Set exercise
For each line of the data below that holds "value", copy the line.

___

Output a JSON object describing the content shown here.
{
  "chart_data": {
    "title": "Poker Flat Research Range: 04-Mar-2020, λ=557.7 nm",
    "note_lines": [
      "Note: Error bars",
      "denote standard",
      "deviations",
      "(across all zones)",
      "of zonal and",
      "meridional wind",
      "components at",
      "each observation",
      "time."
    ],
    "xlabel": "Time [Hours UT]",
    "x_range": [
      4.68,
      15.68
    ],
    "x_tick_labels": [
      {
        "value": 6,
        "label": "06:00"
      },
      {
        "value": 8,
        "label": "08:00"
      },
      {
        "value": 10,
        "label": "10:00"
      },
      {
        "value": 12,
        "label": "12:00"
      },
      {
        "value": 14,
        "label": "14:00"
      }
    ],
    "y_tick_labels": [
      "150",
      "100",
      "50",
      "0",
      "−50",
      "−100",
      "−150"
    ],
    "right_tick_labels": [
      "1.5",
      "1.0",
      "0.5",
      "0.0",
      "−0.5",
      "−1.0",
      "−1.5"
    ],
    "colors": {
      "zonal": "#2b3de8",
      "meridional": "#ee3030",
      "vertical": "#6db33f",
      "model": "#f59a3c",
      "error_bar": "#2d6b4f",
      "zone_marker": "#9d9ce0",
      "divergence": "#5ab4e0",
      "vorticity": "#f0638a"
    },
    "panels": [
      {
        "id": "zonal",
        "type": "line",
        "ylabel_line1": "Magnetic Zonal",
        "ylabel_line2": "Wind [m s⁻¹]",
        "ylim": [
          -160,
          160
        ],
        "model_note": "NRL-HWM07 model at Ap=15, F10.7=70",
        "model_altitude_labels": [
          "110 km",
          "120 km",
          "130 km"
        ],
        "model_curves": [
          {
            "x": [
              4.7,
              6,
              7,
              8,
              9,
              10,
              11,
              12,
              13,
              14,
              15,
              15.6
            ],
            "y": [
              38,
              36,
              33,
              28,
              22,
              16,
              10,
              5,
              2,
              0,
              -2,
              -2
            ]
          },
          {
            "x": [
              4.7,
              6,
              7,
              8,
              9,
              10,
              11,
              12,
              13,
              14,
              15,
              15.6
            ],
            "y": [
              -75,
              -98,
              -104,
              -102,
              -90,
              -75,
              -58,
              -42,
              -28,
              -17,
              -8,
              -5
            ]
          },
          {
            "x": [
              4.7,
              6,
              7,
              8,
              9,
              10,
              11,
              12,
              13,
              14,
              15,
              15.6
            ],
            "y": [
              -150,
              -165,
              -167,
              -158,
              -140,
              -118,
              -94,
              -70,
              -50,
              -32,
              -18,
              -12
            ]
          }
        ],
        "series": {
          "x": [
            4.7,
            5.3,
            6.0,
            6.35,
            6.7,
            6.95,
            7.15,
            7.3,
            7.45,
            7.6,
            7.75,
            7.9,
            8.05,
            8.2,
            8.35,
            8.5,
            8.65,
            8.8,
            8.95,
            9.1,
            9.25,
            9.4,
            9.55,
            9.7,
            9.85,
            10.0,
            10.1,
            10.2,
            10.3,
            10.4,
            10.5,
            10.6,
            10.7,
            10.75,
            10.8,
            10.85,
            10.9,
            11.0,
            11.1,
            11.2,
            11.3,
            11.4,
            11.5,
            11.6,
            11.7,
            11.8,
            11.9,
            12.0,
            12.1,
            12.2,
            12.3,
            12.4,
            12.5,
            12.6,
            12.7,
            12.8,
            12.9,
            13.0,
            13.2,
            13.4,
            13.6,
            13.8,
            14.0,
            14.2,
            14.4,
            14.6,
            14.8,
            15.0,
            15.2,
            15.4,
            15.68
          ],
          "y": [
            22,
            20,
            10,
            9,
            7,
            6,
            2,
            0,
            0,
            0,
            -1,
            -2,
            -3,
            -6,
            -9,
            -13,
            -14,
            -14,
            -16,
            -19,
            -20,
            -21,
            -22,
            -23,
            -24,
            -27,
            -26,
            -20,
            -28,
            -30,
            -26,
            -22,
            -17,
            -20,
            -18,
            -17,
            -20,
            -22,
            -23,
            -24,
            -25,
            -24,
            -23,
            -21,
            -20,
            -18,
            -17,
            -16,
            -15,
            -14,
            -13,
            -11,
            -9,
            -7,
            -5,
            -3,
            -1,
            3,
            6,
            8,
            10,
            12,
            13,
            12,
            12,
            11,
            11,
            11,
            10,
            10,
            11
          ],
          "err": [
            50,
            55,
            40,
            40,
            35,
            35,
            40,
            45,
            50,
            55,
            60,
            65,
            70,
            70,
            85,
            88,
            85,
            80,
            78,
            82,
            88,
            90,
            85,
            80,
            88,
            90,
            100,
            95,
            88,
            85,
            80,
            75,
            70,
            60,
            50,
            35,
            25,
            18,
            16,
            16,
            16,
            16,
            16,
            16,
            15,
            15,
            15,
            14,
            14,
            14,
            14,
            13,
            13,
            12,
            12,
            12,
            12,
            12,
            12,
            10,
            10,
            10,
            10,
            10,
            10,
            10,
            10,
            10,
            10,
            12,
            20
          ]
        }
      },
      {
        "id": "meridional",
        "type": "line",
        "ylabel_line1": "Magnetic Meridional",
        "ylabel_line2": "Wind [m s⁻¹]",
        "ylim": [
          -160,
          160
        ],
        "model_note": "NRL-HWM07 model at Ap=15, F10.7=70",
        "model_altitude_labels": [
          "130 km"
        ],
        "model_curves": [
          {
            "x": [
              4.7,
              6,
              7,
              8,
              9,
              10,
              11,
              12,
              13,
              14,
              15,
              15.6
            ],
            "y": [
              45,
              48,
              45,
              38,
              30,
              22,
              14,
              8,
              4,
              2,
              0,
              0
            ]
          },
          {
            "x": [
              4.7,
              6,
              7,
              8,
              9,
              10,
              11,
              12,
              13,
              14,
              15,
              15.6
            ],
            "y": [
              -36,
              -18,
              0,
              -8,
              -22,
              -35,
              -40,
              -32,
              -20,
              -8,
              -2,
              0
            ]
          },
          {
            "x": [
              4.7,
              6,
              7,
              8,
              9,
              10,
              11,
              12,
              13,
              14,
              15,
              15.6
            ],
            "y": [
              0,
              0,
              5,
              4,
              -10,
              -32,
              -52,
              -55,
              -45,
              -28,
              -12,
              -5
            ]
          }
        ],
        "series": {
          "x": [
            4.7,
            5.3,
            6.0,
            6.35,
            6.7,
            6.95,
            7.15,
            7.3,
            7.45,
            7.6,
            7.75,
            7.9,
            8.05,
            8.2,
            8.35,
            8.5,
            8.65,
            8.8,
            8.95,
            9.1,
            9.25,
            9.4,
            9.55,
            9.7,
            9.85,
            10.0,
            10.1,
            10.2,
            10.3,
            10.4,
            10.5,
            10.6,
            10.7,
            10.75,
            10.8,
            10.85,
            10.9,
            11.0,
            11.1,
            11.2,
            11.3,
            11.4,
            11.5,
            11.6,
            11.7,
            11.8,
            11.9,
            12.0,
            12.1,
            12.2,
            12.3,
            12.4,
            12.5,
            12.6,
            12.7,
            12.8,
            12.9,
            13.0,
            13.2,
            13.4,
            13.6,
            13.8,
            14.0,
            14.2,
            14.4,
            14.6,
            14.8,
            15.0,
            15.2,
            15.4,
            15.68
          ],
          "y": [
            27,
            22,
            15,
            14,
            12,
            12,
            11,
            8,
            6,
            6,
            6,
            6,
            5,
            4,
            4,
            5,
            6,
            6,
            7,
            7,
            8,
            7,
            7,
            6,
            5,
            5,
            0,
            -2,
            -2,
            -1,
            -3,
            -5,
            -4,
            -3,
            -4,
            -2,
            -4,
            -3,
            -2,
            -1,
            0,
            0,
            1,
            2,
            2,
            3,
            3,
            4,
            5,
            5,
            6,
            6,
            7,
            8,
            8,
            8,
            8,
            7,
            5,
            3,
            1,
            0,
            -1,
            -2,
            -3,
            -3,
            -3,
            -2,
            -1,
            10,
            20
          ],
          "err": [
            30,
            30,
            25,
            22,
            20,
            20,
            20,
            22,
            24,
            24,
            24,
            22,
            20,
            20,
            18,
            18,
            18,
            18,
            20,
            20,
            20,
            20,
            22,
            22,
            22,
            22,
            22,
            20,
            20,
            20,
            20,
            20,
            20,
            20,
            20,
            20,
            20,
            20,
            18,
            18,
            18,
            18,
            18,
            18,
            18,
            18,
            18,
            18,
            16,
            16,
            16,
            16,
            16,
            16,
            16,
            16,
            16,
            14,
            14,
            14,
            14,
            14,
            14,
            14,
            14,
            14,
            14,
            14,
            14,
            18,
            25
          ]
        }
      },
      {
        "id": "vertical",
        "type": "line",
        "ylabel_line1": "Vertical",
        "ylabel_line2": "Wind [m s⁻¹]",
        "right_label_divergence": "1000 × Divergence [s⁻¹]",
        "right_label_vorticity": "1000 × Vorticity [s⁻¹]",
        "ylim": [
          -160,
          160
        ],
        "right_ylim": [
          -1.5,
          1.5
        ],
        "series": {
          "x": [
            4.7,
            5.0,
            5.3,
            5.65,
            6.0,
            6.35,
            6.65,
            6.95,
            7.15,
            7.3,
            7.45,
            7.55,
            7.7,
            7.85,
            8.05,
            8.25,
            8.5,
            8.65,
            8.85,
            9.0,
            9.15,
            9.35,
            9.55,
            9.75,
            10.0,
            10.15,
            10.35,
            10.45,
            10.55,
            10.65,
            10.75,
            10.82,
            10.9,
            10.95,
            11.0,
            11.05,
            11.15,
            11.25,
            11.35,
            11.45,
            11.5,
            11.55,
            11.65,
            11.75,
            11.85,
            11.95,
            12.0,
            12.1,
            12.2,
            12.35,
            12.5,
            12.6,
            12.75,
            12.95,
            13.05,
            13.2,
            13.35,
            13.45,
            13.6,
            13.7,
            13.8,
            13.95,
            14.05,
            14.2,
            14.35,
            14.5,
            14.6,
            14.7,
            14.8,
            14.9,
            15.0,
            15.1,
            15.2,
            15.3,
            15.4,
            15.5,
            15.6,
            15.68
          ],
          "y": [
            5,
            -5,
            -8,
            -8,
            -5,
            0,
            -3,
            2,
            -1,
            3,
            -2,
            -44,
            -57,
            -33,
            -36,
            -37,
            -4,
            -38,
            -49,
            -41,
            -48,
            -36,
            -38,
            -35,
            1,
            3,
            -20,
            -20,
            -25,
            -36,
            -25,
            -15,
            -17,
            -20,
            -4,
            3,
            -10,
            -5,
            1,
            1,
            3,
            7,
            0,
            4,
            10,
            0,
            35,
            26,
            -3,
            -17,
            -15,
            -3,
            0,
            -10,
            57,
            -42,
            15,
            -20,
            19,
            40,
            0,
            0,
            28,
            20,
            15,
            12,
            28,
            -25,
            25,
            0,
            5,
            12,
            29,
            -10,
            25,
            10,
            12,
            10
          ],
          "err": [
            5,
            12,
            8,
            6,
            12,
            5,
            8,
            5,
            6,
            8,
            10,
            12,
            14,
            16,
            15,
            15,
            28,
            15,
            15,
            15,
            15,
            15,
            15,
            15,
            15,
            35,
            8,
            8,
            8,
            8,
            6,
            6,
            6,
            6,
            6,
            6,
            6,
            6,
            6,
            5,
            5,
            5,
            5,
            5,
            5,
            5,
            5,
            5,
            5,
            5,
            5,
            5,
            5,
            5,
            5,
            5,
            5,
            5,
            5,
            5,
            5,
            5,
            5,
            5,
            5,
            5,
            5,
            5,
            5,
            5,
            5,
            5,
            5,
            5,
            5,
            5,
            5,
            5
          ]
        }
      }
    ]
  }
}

___

Result of the task
        "value": 6,
        "value": 8,
        "value": 10,
        "value": 12,
        "value": 14,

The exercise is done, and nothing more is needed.